A brief analysis of goals and challenges
The contemporary world of today is faced with several environmental problems that increasingly threaten our continued existence. At the heart of all such environmental effects is pollution, primarily carbon based emission. Realizing the need to reduce these emissions, the world nations have together decided on the transformation to a low carbon society. Power generation and transport are particularly the main sources of emission and the world therefore has to consider moving away from fossil fuels to renewable sources through technological development. In order to achieve this, the world nations have decided to reduce emissions and have also put in place an ambitious plan to reduce emissions to pre-industrialization levels by 2050. Local, national and international partnerships have been formed for research and knowledge sharing, in order to attain a low carbon society, with low emissions. Although the goal looks difficult, the EU has shown that it isn’t impossible to scale down emission levels. However the challenge is to ensure sustained development, and the participation of all stakeholders in making this transition.
The earth is facing several, serious environmental problems that have become to threaten our future wellbeing. Climate changes when combined with other problems like overpopulation, can affect more people than that of a global war. The rampant deforestation and environmental changes has led to agricultural-rich regions being transformed to desert waste diversity. The indiscriminate use of pesticides and agriculture has harmed living creatures, including man. The world of today is faced with an increasing problem of pollution that may be also attributed to energy consuming cities. Ozone in our atmosphere filters the radiation from the sun, by blocking the cell-destructing ultraviolet (UV) region of the spectrum. It was in the 1970s that the negative effects of Chlorofluorocarbons (CFCs) and certain other chemicals, on ozone layer was learnt . Chemicals mainly used in aerosols and refrigeration caused considerable destruction to ozone in the stratosphere, due to which harmful UV radiation passed through. A large ozone hole above Antarctica was noticed in 1985, which grew larger and deeper each year. Of late ozone depletion over the Arctic has raised worries. Gases like carbon dioxide, methane and refrigerants trap heat in the lower atmosphere of the earth by the greenhouse effect. Due to this the earth becomes warmer as the heat is not able to escape. Therefore a concerted global effort is absolutely essential to check the rising emissions and rein in the temperature increase.

**Written exercise 1**
In the passage on environmental goals and challenges, in what year was a large ozone hole above Antarctica noticed?

**Dataset entries**
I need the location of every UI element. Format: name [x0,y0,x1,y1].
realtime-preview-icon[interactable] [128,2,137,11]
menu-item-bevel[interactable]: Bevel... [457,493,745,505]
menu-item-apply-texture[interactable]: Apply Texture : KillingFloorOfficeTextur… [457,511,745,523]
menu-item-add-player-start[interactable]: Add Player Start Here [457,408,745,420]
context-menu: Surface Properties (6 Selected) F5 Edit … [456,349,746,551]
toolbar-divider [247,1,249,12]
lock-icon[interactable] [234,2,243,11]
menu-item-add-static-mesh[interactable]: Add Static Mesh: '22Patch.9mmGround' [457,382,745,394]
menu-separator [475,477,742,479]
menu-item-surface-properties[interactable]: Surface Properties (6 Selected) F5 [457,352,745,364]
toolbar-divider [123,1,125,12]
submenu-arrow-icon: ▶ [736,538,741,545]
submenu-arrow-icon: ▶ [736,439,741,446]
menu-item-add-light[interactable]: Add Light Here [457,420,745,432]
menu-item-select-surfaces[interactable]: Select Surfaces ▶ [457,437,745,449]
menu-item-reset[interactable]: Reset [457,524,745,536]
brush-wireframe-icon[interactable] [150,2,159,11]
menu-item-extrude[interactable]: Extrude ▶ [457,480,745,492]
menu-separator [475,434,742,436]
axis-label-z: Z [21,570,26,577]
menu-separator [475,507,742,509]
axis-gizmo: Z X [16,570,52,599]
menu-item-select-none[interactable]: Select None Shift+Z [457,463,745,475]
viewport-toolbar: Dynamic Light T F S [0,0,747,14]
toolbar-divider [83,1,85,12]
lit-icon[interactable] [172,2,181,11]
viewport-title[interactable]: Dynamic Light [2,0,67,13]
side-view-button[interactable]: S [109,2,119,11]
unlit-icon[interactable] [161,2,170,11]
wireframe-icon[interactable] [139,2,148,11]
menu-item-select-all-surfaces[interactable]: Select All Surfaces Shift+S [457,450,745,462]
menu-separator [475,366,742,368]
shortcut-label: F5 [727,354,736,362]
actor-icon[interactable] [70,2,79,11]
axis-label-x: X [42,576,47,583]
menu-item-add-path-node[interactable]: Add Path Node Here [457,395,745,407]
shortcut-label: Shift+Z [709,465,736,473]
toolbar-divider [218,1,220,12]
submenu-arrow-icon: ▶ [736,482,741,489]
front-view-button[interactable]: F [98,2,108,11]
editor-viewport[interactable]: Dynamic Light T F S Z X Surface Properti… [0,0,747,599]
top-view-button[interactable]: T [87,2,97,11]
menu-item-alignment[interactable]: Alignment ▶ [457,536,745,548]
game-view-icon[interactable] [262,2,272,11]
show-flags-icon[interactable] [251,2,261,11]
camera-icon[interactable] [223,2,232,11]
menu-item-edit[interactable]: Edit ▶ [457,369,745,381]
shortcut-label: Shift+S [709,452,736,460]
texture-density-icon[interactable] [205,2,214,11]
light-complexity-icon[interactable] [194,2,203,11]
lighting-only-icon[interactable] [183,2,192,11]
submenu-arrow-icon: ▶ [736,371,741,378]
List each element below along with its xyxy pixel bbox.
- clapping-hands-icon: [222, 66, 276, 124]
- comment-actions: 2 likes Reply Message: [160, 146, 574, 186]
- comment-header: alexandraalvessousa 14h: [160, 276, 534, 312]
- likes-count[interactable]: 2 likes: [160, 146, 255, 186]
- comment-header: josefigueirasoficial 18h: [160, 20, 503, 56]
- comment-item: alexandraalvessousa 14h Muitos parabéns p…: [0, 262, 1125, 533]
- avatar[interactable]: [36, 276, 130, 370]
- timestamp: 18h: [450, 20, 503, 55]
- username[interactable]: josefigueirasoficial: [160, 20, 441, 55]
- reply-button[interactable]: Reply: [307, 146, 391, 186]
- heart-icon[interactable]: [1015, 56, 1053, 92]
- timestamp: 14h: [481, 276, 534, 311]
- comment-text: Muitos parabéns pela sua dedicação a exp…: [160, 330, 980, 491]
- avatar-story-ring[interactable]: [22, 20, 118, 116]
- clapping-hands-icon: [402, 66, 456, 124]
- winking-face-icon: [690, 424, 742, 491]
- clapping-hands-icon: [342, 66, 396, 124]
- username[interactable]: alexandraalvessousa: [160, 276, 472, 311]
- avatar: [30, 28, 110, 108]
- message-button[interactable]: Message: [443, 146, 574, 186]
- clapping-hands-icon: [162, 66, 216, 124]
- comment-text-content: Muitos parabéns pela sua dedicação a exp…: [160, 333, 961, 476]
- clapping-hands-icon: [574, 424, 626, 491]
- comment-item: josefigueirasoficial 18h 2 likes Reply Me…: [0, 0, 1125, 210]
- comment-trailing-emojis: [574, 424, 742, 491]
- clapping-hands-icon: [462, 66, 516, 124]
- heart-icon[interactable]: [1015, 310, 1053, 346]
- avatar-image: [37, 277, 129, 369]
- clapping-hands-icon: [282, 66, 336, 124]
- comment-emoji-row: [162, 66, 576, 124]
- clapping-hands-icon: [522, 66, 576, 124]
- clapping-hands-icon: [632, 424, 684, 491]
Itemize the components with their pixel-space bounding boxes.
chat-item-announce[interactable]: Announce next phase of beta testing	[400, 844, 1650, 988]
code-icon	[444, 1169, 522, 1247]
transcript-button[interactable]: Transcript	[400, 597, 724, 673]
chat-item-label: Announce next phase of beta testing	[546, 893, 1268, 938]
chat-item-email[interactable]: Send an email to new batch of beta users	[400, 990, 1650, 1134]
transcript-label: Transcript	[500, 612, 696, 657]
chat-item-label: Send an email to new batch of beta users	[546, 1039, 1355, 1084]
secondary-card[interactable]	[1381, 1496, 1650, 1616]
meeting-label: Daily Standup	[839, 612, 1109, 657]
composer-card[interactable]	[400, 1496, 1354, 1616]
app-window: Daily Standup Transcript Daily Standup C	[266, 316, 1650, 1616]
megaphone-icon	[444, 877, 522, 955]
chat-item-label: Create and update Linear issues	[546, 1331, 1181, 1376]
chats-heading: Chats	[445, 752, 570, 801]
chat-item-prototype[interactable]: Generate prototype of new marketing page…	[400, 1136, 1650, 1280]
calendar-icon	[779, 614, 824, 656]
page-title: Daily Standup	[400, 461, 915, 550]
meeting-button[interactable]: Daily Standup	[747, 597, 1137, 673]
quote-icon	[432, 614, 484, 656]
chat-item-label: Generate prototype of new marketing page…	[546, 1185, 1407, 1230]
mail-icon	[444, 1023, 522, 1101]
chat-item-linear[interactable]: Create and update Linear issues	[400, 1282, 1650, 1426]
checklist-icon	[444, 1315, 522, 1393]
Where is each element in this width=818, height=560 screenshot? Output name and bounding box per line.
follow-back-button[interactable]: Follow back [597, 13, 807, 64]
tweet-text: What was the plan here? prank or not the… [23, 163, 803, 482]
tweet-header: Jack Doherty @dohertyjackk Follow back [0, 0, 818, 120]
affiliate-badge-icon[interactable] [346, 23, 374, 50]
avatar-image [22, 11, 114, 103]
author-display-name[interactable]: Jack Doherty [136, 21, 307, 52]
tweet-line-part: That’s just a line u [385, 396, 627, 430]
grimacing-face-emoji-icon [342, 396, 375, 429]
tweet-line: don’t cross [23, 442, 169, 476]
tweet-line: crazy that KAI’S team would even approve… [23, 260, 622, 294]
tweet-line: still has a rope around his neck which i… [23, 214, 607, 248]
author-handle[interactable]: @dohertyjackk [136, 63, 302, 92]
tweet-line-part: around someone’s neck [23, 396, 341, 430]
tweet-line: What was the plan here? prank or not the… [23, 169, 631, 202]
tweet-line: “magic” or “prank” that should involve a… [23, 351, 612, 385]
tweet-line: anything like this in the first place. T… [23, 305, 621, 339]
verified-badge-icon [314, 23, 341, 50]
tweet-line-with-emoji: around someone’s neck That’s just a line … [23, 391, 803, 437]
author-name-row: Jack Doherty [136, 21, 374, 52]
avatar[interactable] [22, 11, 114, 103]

**Written exercise 2**
Arrange the records as a numbered list, starting at their first line and stopping after the line that contains "toolbar-divider [83,1,85,12]". Leave out blank lines.

**Complete answer 1**
1985

**Complete answer 2**
1. I need the location of every UI element. Format: name [x0,y0,x1,y1].
2. realtime-preview-icon[interactable] [128,2,137,11]
3. menu-item-bevel[interactable]: Bevel... [457,493,745,505]
4. menu-item-apply-texture[interactable]: Apply Texture : KillingFloorOfficeTextur… [457,511,745,523]
5. menu-item-add-player-start[interactable]: Add Player Start Here [457,408,745,420]
6. context-menu: Surface Properties (6 Selected) F5 Edit … [456,349,746,551]
7. toolbar-divider [247,1,249,12]
8. lock-icon[interactable] [234,2,243,11]
9. menu-item-add-static-mesh[interactable]: Add Static Mesh: '22Patch.9mmGround' [457,382,745,394]
10. menu-separator [475,477,742,479]
11. menu-item-surface-properties[interactable]: Surface Properties (6 Selected) F5 [457,352,745,364]
12. toolbar-divider [123,1,125,12]
13. submenu-arrow-icon: ▶ [736,538,741,545]
14. submenu-arrow-icon: ▶ [736,439,741,446]
15. menu-item-add-light[interactable]: Add Light Here [457,420,745,432]
16. menu-item-select-surfaces[interactable]: Select Surfaces ▶ [457,437,745,449]
17. menu-item-reset[interactable]: Reset [457,524,745,536]
18. brush-wireframe-icon[interactable] [150,2,159,11]
19. menu-item-extrude[interactable]: Extrude ▶ [457,480,745,492]
20. menu-separator [475,434,742,436]
21. axis-label-z: Z [21,570,26,577]
22. menu-separator [475,507,742,509]
23. axis-gizmo: Z X [16,570,52,599]
24. menu-item-select-none[interactable]: Select None Shift+Z [457,463,745,475]
25. viewport-toolbar: Dynamic Light T F S [0,0,747,14]
26. toolbar-divider [83,1,85,12]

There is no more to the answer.